» TASK REQUIREMENTS
Look through the material below for "would". Copy every line that contains it.

» RECORDS SHOWN
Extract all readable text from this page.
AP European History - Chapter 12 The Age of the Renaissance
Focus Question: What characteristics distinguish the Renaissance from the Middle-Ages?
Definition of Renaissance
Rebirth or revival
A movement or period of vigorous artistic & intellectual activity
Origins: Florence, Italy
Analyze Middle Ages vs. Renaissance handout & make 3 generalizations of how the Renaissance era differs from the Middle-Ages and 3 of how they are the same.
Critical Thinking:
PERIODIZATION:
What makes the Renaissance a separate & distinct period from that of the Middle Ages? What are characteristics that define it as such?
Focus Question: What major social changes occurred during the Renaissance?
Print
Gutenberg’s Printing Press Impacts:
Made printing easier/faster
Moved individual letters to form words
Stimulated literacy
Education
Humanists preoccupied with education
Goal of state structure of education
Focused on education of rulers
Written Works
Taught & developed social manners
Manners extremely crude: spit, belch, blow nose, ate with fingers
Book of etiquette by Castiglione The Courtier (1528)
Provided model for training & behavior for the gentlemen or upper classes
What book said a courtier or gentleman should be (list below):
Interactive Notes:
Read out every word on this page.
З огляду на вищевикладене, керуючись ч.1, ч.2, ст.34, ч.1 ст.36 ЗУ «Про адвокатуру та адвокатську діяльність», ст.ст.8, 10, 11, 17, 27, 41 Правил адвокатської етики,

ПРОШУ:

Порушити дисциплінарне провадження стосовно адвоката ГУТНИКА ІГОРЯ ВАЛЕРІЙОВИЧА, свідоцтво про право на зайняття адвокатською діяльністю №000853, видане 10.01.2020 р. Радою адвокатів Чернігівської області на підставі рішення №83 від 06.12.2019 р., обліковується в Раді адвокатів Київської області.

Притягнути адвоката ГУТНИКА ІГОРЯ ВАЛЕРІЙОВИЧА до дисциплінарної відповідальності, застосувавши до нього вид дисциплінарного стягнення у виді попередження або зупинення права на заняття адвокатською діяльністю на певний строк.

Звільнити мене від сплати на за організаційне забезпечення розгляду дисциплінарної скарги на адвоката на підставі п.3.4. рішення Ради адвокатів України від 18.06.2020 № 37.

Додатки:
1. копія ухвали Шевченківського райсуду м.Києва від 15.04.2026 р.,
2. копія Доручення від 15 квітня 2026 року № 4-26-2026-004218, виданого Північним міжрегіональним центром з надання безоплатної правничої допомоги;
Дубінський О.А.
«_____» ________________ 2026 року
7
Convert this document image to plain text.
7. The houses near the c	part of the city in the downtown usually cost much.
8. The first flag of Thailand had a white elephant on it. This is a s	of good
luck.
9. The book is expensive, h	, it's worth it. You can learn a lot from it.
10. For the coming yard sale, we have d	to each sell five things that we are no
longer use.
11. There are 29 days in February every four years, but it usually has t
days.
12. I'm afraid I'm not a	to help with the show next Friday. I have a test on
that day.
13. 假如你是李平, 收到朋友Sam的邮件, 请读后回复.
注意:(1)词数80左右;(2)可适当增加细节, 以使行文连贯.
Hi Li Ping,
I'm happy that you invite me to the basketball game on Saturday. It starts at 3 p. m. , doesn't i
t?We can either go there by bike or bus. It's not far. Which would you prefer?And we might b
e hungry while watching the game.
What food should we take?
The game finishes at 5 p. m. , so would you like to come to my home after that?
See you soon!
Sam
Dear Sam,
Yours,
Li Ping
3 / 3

» SOLUTION TO THIS EXERCISE
t?We can either go there by bike or bus. It's not far. Which would you prefer?And we might b
The game finishes at 5 p. m. , so would you like to come to my home after that?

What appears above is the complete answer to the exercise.